▶ **Set problem**: Copy out the whole listing exactly as written, leaving the pictures behind.

▶ **Extracted material**:
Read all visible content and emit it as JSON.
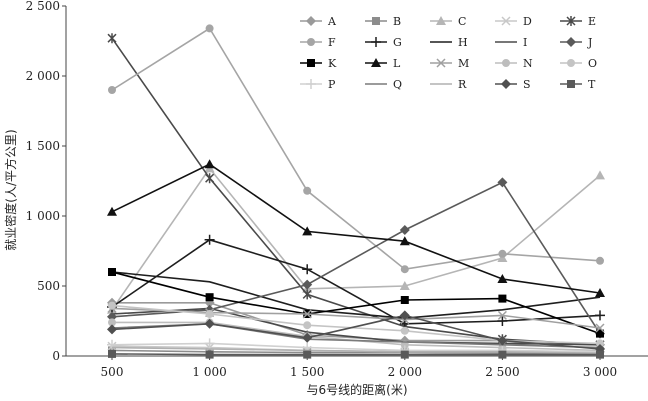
{
  "chart_data": {
    "type": "line",
    "title": "",
    "xlabel": "与6号线的距离(米)",
    "ylabel": "就业密度(人/平方公里)",
    "x": [
      500,
      1000,
      1500,
      2000,
      2500,
      3000
    ],
    "x_tick_labels": [
      "500",
      "1 000",
      "1 500",
      "2 000",
      "2 500",
      "3 000"
    ],
    "y_tick_labels": [
      "0",
      "500",
      "1 000",
      "1 500",
      "2 000",
      "2 500"
    ],
    "y_ticks": [
      0,
      500,
      1000,
      1500,
      2000,
      2500
    ],
    "ylim": [
      0,
      2500
    ],
    "grid": false,
    "legend_position": "top-right",
    "series": [
      {
        "name": "A",
        "color": "#9a9a9a",
        "marker": "diamond",
        "values": [
          380,
          380,
          150,
          110,
          110,
          80
        ]
      },
      {
        "name": "B",
        "color": "#8c8c8c",
        "marker": "square",
        "values": [
          40,
          30,
          25,
          25,
          20,
          20
        ]
      },
      {
        "name": "C",
        "color": "#b5b5b5",
        "marker": "triangle",
        "values": [
          330,
          1340,
          480,
          500,
          700,
          1290
        ]
      },
      {
        "name": "D",
        "color": "#c8c8c8",
        "marker": "x",
        "values": [
          70,
          60,
          40,
          30,
          30,
          30
        ]
      },
      {
        "name": "E",
        "color": "#4a4a4a",
        "marker": "star",
        "values": [
          2270,
          1270,
          440,
          210,
          120,
          80
        ]
      },
      {
        "name": "F",
        "color": "#a5a5a5",
        "marker": "circle",
        "values": [
          1900,
          2340,
          1180,
          620,
          730,
          680
        ]
      },
      {
        "name": "G",
        "color": "#1e1e1e",
        "marker": "plus",
        "values": [
          350,
          830,
          620,
          230,
          250,
          290
        ]
      },
      {
        "name": "H",
        "color": "#1e1e1e",
        "marker": "none",
        "values": [
          600,
          530,
          330,
          270,
          330,
          420
        ]
      },
      {
        "name": "I",
        "color": "#4a4a4a",
        "marker": "none",
        "values": [
          300,
          340,
          170,
          100,
          90,
          80
        ]
      },
      {
        "name": "J",
        "color": "#5a5a5a",
        "marker": "diamond",
        "values": [
          280,
          330,
          510,
          900,
          1240,
          160
        ]
      },
      {
        "name": "K",
        "color": "#000000",
        "marker": "square",
        "values": [
          600,
          420,
          300,
          400,
          410,
          160
        ]
      },
      {
        "name": "L",
        "color": "#111111",
        "marker": "triangle",
        "values": [
          1030,
          1370,
          890,
          820,
          550,
          450
        ]
      },
      {
        "name": "M",
        "color": "#a0a0a0",
        "marker": "x",
        "values": [
          340,
          310,
          300,
          260,
          290,
          200
        ]
      },
      {
        "name": "N",
        "color": "#bdbdbd",
        "marker": "circle",
        "values": [
          240,
          240,
          140,
          80,
          60,
          40
        ]
      },
      {
        "name": "O",
        "color": "#c4c4c4",
        "marker": "circle",
        "values": [
          360,
          300,
          220,
          180,
          110,
          90
        ]
      },
      {
        "name": "P",
        "color": "#d0d0d0",
        "marker": "plus",
        "values": [
          80,
          90,
          60,
          40,
          40,
          30
        ]
      },
      {
        "name": "Q",
        "color": "#7a7a7a",
        "marker": "none",
        "values": [
          200,
          230,
          120,
          100,
          80,
          60
        ]
      },
      {
        "name": "R",
        "color": "#b0b0b0",
        "marker": "none",
        "values": [
          60,
          50,
          40,
          30,
          30,
          20
        ]
      },
      {
        "name": "S",
        "color": "#505050",
        "marker": "diamond",
        "values": [
          190,
          230,
          130,
          290,
          110,
          50
        ]
      },
      {
        "name": "T",
        "color": "#5a5a5a",
        "marker": "square",
        "values": [
          15,
          10,
          10,
          10,
          10,
          10
        ]
      }
    ]
  }
}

▶ **Finished task**:
Read all visible content and emit it as JSON.
{
  "chart_data": {
    "type": "line",
    "title": "",
    "xlabel": "与6号线的距离(米)",
    "ylabel": "就业密度(人/平方公里)",
    "x": [
      500,
      1000,
      1500,
      2000,
      2500,
      3000
    ],
    "x_tick_labels": [
      "500",
      "1 000",
      "1 500",
      "2 000",
      "2 500",
      "3 000"
    ],
    "y_tick_labels": [
      "0",
      "500",
      "1 000",
      "1 500",
      "2 000",
      "2 500"
    ],
    "y_ticks": [
      0,
      500,
      1000,
      1500,
      2000,
      2500
    ],
    "ylim": [
      0,
      2500
    ],
    "grid": false,
    "legend_position": "top-right",
    "series": [
      {
        "name": "A",
        "color": "#9a9a9a",
        "marker": "diamond",
        "values": [
          380,
          380,
          150,
          110,
          110,
          80
        ]
      },
      {
        "name": "B",
        "color": "#8c8c8c",
        "marker": "square",
        "values": [
          40,
          30,
          25,
          25,
          20,
          20
        ]
      },
      {
        "name": "C",
        "color": "#b5b5b5",
        "marker": "triangle",
        "values": [
          330,
          1340,
          480,
          500,
          700,
          1290
        ]
      },
      {
        "name": "D",
        "color": "#c8c8c8",
        "marker": "x",
        "values": [
          70,
          60,
          40,
          30,
          30,
          30
        ]
      },
      {
        "name": "E",
        "color": "#4a4a4a",
        "marker": "star",
        "values": [
          2270,
          1270,
          440,
          210,
          120,
          80
        ]
      },
      {
        "name": "F",
        "color": "#a5a5a5",
        "marker": "circle",
        "values": [
          1900,
          2340,
          1180,
          620,
          730,
          680
        ]
      },
      {
        "name": "G",
        "color": "#1e1e1e",
        "marker": "plus",
        "values": [
          350,
          830,
          620,
          230,
          250,
          290
        ]
      },
      {
        "name": "H",
        "color": "#1e1e1e",
        "marker": "none",
        "values": [
          600,
          530,
          330,
          270,
          330,
          420
        ]
      },
      {
        "name": "I",
        "color": "#4a4a4a",
        "marker": "none",
        "values": [
          300,
          340,
          170,
          100,
          90,
          80
        ]
      },
      {
        "name": "J",
        "color": "#5a5a5a",
        "marker": "diamond",
        "values": [
          280,
          330,
          510,
          900,
          1240,
          160
        ]
      },
      {
        "name": "K",
        "color": "#000000",
        "marker": "square",
        "values": [
          600,
          420,
          300,
          400,
          410,
          160
        ]
      },
      {
        "name": "L",
        "color": "#111111",
        "marker": "triangle",
        "values": [
          1030,
          1370,
          890,
          820,
          550,
          450
        ]
      },
      {
        "name": "M",
        "color": "#a0a0a0",
        "marker": "x",
        "values": [
          340,
          310,
          300,
          260,
          290,
          200
        ]
      },
      {
        "name": "N",
        "color": "#bdbdbd",
        "marker": "circle",
        "values": [
          240,
          240,
          140,
          80,
          60,
          40
        ]
      },
      {
        "name": "O",
        "color": "#c4c4c4",
        "marker": "circle",
        "values": [
          360,
          300,
          220,
          180,
          110,
          90
        ]
      },
      {
        "name": "P",
        "color": "#d0d0d0",
        "marker": "plus",
        "values": [
          80,
          90,
          60,
          40,
          40,
          30
        ]
      },
      {
        "name": "Q",
        "color": "#7a7a7a",
        "marker": "none",
        "values": [
          200,
          230,
          120,
          100,
          80,
          60
        ]
      },
      {
        "name": "R",
        "color": "#b0b0b0",
        "marker": "none",
        "values": [
          60,
          50,
          40,
          30,
          30,
          20
        ]
      },
      {
        "name": "S",
        "color": "#505050",
        "marker": "diamond",
        "values": [
          190,
          230,
          130,
          290,
          110,
          50
        ]
      },
      {
        "name": "T",
        "color": "#5a5a5a",
        "marker": "square",
        "values": [
          15,
          10,
          10,
          10,
          10,
          10
        ]
      }
    ]
  }
}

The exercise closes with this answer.